#### [Aim of the exercise]
Extract the complete listing and output it unchanged.

#### [Information provided]
□ □ □ □ □
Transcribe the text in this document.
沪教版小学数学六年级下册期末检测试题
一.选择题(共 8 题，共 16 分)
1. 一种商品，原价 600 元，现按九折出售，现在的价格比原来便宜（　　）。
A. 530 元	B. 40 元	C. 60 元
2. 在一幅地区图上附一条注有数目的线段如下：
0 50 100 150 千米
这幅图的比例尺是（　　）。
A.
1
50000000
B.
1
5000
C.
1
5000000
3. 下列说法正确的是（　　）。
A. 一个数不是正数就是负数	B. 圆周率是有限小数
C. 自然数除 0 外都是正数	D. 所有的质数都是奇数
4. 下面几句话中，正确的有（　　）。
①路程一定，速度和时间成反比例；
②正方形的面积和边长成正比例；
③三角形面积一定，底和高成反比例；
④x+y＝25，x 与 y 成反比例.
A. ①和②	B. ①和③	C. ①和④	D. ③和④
□ □ □ □ □
#### [Completed exercise]
Transcribe the text in this document.
沪教版小学数学六年级下册期末检测试题
一.选择题(共 8 题，共 16 分)
1. 一种商品，原价 600 元，现按九折出售，现在的价格比原来便宜（　　）。
A. 530 元	B. 40 元	C. 60 元
2. 在一幅地区图上附一条注有数目的线段如下：
0 50 100 150 千米
这幅图的比例尺是（　　）。
A.
1
50000000
B.
1
5000
C.
1
5000000
3. 下列说法正确的是（　　）。
A. 一个数不是正数就是负数	B. 圆周率是有限小数
C. 自然数除 0 外都是正数	D. 所有的质数都是奇数
4. 下面几句话中，正确的有（　　）。
①路程一定，速度和时间成反比例；
②正方形的面积和边长成正比例；
③三角形面积一定，底和高成反比例；
④x+y＝25，x 与 y 成反比例.
A. ①和②	B. ①和③	C. ①和④	D. ③和④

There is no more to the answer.